§ Data supplied:
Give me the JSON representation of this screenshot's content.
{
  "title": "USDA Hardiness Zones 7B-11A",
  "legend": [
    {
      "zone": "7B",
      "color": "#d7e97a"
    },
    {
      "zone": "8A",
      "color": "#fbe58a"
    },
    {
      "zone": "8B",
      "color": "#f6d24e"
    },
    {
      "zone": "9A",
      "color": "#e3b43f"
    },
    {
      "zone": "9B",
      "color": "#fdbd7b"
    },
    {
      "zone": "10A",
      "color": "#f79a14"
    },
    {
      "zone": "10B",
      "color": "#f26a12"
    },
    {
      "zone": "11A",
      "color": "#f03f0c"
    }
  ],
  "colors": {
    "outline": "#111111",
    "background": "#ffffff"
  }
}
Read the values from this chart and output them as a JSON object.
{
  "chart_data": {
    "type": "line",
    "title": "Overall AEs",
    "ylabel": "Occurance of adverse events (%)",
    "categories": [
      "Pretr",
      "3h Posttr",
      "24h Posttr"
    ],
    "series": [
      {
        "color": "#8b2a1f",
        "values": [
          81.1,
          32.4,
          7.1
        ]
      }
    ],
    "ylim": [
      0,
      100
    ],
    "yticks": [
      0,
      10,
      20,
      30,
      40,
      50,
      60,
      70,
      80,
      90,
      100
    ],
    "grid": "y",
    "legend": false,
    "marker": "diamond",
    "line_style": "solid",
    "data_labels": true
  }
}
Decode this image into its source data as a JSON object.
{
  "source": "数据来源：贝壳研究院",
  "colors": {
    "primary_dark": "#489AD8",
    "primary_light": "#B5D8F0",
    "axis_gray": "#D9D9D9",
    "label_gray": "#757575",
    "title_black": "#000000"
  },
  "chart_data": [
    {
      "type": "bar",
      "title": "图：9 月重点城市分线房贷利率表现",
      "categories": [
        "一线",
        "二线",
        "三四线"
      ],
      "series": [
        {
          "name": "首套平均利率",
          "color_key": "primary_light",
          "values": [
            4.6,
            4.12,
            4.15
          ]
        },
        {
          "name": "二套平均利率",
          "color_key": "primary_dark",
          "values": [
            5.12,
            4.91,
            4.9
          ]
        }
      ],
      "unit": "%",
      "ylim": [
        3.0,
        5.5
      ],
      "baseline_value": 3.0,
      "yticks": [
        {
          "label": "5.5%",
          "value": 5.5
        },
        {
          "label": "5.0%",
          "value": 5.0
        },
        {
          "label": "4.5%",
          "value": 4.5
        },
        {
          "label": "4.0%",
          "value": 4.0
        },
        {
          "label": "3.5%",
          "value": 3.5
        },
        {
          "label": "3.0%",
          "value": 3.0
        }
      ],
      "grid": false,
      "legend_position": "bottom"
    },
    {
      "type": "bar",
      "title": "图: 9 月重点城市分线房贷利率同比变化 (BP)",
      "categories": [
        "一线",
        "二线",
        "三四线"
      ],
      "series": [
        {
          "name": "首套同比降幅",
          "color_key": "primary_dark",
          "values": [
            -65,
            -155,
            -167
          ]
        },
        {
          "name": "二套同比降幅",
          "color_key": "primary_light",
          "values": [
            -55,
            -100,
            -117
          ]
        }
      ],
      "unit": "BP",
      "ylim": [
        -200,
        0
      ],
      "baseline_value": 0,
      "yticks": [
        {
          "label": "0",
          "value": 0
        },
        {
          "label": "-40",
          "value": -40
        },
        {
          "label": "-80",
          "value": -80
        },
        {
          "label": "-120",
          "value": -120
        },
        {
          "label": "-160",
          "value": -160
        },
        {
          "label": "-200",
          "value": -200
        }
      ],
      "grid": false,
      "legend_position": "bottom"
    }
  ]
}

§ The task: Report how many lines in this data include the string "source", and nothing else.

§ Exercise answer: 2